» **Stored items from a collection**
● ● ● ●

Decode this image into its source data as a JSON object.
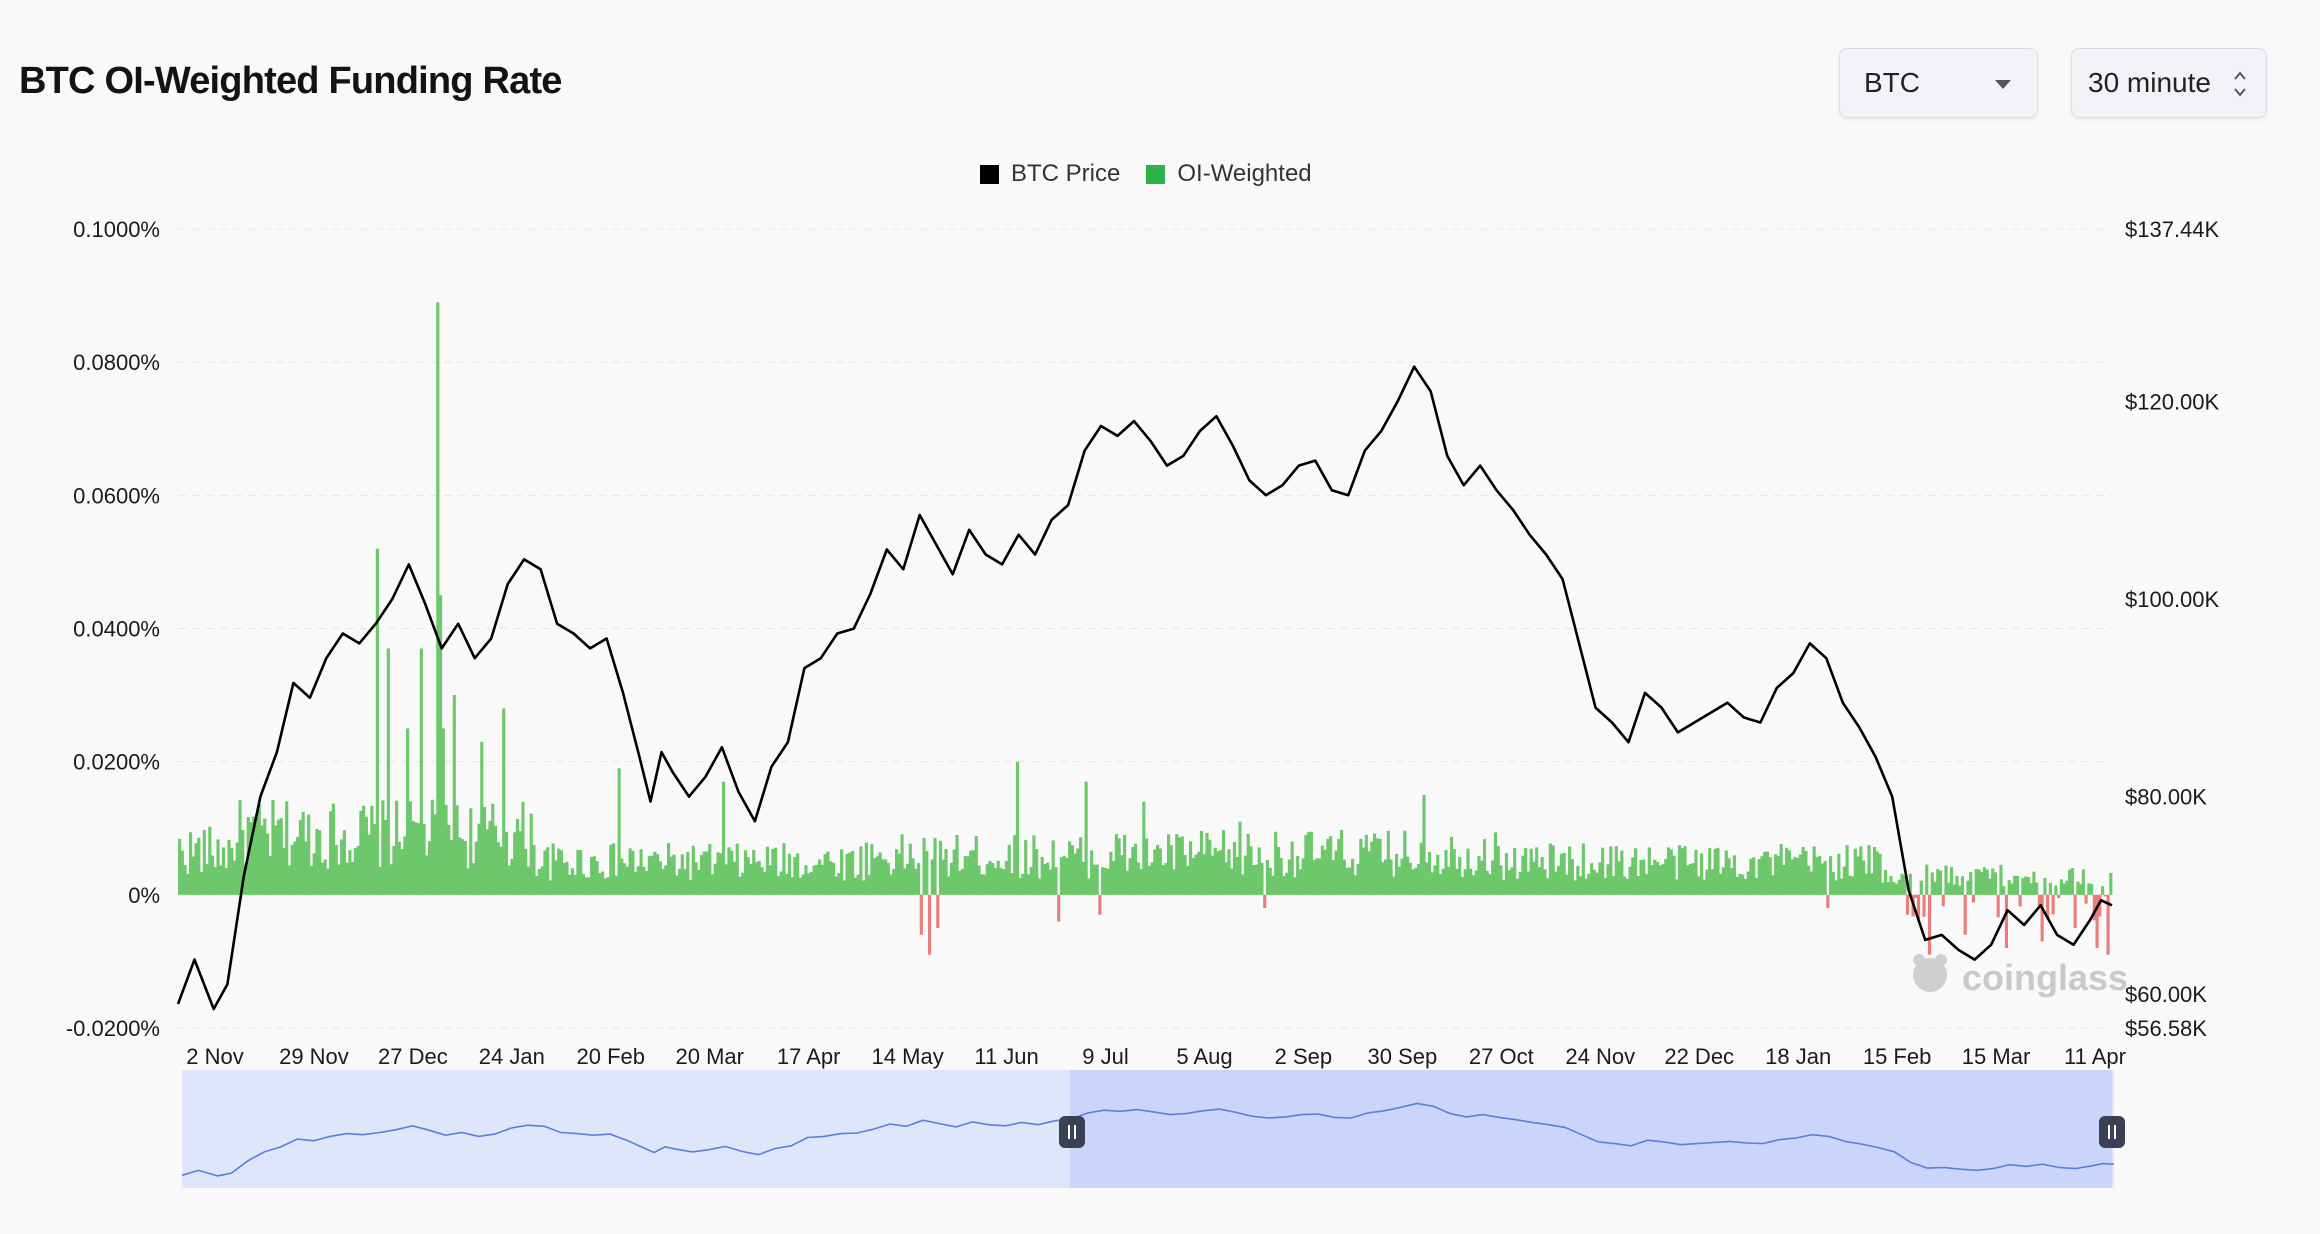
{
  "header": {
    "title": "BTC OI-Weighted Funding Rate",
    "asset": "BTC",
    "interval": "30 minute"
  },
  "legend": [
    {
      "label": "BTC Price",
      "color": "#000000"
    },
    {
      "label": "OI-Weighted",
      "color": "#2bb24c"
    }
  ],
  "watermark": "coinglass",
  "colors": {
    "positive_funding": "#6cc86a",
    "negative_funding": "#ec7d7d",
    "price_line": "#000000",
    "navigator_line": "#5b7fd6",
    "navigator_fill": "#dfe5fb",
    "navigator_selected": "#c9d5fb"
  },
  "chart_data": {
    "type": "line",
    "title": "BTC OI-Weighted Funding Rate",
    "x_ticks": [
      "2 Nov",
      "29 Nov",
      "27 Dec",
      "24 Jan",
      "20 Feb",
      "20 Mar",
      "17 Apr",
      "14 May",
      "11 Jun",
      "9 Jul",
      "5 Aug",
      "2 Sep",
      "30 Sep",
      "27 Oct",
      "24 Nov",
      "22 Dec",
      "18 Jan",
      "15 Feb",
      "15 Mar",
      "11 Apr"
    ],
    "y_left": {
      "ticks": [
        "0.1000%",
        "0.0800%",
        "0.0600%",
        "0.0400%",
        "0.0200%",
        "0%",
        "-0.0200%"
      ],
      "range": [
        -0.02,
        0.1
      ],
      "unit": "%"
    },
    "y_right": {
      "ticks": [
        "$137.44K",
        "$120.00K",
        "$100.00K",
        "$80.00K",
        "$60.00K",
        "$56.58K"
      ],
      "range": [
        56.58,
        137.44
      ],
      "unit": "K USD"
    },
    "series": [
      {
        "name": "BTC Price",
        "axis": "right",
        "points": [
          [
            0,
            59.0
          ],
          [
            6,
            63.5
          ],
          [
            13,
            58.5
          ],
          [
            18,
            61.0
          ],
          [
            24,
            72.0
          ],
          [
            30,
            80.0
          ],
          [
            36,
            84.5
          ],
          [
            42,
            91.5
          ],
          [
            48,
            90.0
          ],
          [
            54,
            94.0
          ],
          [
            60,
            96.5
          ],
          [
            66,
            95.5
          ],
          [
            72,
            97.5
          ],
          [
            78,
            100.0
          ],
          [
            84,
            103.5
          ],
          [
            90,
            99.5
          ],
          [
            96,
            95.0
          ],
          [
            102,
            97.5
          ],
          [
            108,
            94.0
          ],
          [
            114,
            96.0
          ],
          [
            120,
            101.5
          ],
          [
            126,
            104.0
          ],
          [
            132,
            103.0
          ],
          [
            138,
            97.5
          ],
          [
            144,
            96.5
          ],
          [
            150,
            95.0
          ],
          [
            156,
            96.0
          ],
          [
            162,
            90.5
          ],
          [
            168,
            84.0
          ],
          [
            172,
            79.5
          ],
          [
            176,
            84.5
          ],
          [
            180,
            82.5
          ],
          [
            186,
            80.0
          ],
          [
            192,
            82.0
          ],
          [
            198,
            85.0
          ],
          [
            204,
            80.5
          ],
          [
            210,
            77.5
          ],
          [
            216,
            83.0
          ],
          [
            222,
            85.5
          ],
          [
            228,
            93.0
          ],
          [
            234,
            94.0
          ],
          [
            240,
            96.5
          ],
          [
            246,
            97.0
          ],
          [
            252,
            100.5
          ],
          [
            258,
            105.0
          ],
          [
            264,
            103.0
          ],
          [
            270,
            108.5
          ],
          [
            276,
            105.5
          ],
          [
            282,
            102.5
          ],
          [
            288,
            107.0
          ],
          [
            294,
            104.5
          ],
          [
            300,
            103.5
          ],
          [
            306,
            106.5
          ],
          [
            312,
            104.5
          ],
          [
            318,
            108.0
          ],
          [
            324,
            109.5
          ],
          [
            330,
            115.0
          ],
          [
            336,
            117.5
          ],
          [
            342,
            116.5
          ],
          [
            348,
            118.0
          ],
          [
            354,
            116.0
          ],
          [
            360,
            113.5
          ],
          [
            366,
            114.5
          ],
          [
            372,
            117.0
          ],
          [
            378,
            118.5
          ],
          [
            384,
            115.5
          ],
          [
            390,
            112.0
          ],
          [
            396,
            110.5
          ],
          [
            402,
            111.5
          ],
          [
            408,
            113.5
          ],
          [
            414,
            114.0
          ],
          [
            420,
            111.0
          ],
          [
            426,
            110.5
          ],
          [
            432,
            115.0
          ],
          [
            438,
            117.0
          ],
          [
            444,
            120.0
          ],
          [
            450,
            123.5
          ],
          [
            456,
            121.0
          ],
          [
            462,
            114.5
          ],
          [
            468,
            111.5
          ],
          [
            474,
            113.5
          ],
          [
            480,
            111.0
          ],
          [
            486,
            109.0
          ],
          [
            492,
            106.5
          ],
          [
            498,
            104.5
          ],
          [
            504,
            102.0
          ],
          [
            510,
            95.5
          ],
          [
            516,
            89.0
          ],
          [
            522,
            87.5
          ],
          [
            528,
            85.5
          ],
          [
            534,
            90.5
          ],
          [
            540,
            89.0
          ],
          [
            546,
            86.5
          ],
          [
            552,
            87.5
          ],
          [
            558,
            88.5
          ],
          [
            564,
            89.5
          ],
          [
            570,
            88.0
          ],
          [
            576,
            87.5
          ],
          [
            582,
            91.0
          ],
          [
            588,
            92.5
          ],
          [
            594,
            95.5
          ],
          [
            600,
            94.0
          ],
          [
            606,
            89.5
          ],
          [
            612,
            87.0
          ],
          [
            618,
            84.0
          ],
          [
            624,
            80.0
          ],
          [
            630,
            70.5
          ],
          [
            636,
            65.5
          ],
          [
            642,
            66.0
          ],
          [
            648,
            64.5
          ],
          [
            654,
            63.5
          ],
          [
            660,
            65.0
          ],
          [
            666,
            68.5
          ],
          [
            672,
            67.0
          ],
          [
            678,
            69.0
          ],
          [
            684,
            66.0
          ],
          [
            690,
            65.0
          ],
          [
            696,
            67.5
          ],
          [
            700,
            69.5
          ],
          [
            704,
            69.0
          ]
        ]
      },
      {
        "name": "OI-Weighted",
        "axis": "left",
        "summary": "Dense 30-minute funding-rate bars, mostly positive around 0.005%–0.01%, with spikes up to ~0.089% in Nov and negative dips to about -0.009% in Apr, Jun and Feb–Apr."
      }
    ]
  },
  "navigator": {
    "range_start": "9 Jul",
    "range_end": "11 Apr"
  }
}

● ● ● ●

» **Goal**
Copy every line in the records above that contains the word "minute".

» **Full response**
    "interval": "30 minute"
        "summary": "Dense 30-minute funding-rate bars, mostly positive around 0.005%–0.01%, with spikes up to ~0.089% in Nov and negative dips to about -0.009% in Apr, Jun and Feb–Apr."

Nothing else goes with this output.